Copy out the entries below without any change, starting with the first line and going on through the line that contains "panel-1-data-point <box>287 138 290 140</box>".
— START OF AVAILABLE DATA —
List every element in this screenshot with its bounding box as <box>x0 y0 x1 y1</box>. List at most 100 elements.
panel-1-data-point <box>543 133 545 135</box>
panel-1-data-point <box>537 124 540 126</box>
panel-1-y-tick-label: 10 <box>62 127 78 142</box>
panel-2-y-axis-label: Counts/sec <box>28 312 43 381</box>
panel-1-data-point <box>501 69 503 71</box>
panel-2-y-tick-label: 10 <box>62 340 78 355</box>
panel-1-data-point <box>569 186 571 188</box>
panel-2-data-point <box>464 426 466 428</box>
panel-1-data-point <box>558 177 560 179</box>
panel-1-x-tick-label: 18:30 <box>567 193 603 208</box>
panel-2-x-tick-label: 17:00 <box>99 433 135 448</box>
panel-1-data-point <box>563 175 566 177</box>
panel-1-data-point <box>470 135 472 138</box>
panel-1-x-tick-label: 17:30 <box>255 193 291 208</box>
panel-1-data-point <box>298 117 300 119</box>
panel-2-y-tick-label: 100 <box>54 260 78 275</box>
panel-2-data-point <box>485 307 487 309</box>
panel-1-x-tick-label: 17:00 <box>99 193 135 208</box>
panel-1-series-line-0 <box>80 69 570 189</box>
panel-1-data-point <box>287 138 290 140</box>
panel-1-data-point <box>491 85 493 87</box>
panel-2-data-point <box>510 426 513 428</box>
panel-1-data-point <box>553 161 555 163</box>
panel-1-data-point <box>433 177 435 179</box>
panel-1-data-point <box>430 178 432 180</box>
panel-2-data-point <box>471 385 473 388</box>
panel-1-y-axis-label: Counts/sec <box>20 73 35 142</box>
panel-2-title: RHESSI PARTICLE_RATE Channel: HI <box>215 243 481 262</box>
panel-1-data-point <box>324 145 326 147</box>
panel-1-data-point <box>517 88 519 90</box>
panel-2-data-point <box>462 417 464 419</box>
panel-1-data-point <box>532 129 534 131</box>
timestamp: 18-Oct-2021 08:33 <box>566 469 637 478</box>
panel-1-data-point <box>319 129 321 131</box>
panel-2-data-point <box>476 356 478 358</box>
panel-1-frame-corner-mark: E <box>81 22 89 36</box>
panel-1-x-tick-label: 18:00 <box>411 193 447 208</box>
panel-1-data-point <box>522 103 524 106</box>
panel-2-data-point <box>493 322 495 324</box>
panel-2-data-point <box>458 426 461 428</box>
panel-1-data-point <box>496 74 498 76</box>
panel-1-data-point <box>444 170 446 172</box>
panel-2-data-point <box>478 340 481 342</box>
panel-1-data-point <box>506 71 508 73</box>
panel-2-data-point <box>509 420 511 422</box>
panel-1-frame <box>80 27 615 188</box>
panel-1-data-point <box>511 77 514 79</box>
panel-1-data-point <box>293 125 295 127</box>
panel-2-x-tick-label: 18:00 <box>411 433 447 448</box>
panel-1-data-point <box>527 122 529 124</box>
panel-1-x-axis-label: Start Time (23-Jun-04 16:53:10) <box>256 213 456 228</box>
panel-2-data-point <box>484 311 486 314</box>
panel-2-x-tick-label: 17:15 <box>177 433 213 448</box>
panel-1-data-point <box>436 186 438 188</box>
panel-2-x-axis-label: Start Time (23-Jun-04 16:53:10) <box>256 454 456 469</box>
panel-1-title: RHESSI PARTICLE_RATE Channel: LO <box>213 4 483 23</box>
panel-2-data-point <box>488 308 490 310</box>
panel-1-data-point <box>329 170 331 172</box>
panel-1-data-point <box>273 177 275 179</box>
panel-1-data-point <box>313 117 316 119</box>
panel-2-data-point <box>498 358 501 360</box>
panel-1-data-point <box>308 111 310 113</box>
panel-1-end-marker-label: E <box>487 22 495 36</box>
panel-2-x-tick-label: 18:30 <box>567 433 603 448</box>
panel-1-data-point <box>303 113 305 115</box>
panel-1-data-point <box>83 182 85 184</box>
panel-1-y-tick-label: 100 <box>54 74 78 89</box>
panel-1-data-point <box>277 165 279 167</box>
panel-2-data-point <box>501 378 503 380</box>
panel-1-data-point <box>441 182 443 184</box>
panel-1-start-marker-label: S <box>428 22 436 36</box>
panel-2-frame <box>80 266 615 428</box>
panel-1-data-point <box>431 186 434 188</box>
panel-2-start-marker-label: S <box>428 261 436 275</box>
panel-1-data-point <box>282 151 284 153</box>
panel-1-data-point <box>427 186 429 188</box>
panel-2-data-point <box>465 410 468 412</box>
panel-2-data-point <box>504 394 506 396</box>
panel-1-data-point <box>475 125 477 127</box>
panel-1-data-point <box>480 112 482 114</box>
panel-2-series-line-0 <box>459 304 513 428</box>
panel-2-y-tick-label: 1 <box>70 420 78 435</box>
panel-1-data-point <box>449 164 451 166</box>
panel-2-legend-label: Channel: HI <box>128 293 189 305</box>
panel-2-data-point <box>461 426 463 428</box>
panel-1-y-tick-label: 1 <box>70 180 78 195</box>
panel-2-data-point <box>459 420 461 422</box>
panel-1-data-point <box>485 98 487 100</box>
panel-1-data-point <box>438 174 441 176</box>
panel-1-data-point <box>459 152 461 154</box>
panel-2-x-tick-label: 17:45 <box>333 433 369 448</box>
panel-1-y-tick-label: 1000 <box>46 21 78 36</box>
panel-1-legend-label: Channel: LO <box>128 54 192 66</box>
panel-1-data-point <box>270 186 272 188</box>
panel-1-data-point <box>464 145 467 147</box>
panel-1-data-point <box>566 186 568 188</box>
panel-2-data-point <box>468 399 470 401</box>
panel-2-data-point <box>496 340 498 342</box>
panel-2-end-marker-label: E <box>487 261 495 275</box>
— END OF AVAILABLE DATA —
WRITTEN RESPONSE
List every element in this screenshot with its bounding box as <box>x0 y0 x1 y1</box>. List at most 100 elements.
panel-1-data-point <box>543 133 545 135</box>
panel-1-data-point <box>537 124 540 126</box>
panel-1-y-tick-label: 10 <box>62 127 78 142</box>
panel-2-y-axis-label: Counts/sec <box>28 312 43 381</box>
panel-1-data-point <box>501 69 503 71</box>
panel-2-y-tick-label: 10 <box>62 340 78 355</box>
panel-1-data-point <box>569 186 571 188</box>
panel-2-data-point <box>464 426 466 428</box>
panel-1-data-point <box>558 177 560 179</box>
panel-1-x-tick-label: 18:30 <box>567 193 603 208</box>
panel-2-x-tick-label: 17:00 <box>99 433 135 448</box>
panel-1-data-point <box>563 175 566 177</box>
panel-1-data-point <box>470 135 472 138</box>
panel-1-x-tick-label: 17:30 <box>255 193 291 208</box>
panel-1-data-point <box>298 117 300 119</box>
panel-2-y-tick-label: 100 <box>54 260 78 275</box>
panel-2-data-point <box>485 307 487 309</box>
panel-1-x-tick-label: 17:00 <box>99 193 135 208</box>
panel-1-series-line-0 <box>80 69 570 189</box>
panel-1-data-point <box>287 138 290 140</box>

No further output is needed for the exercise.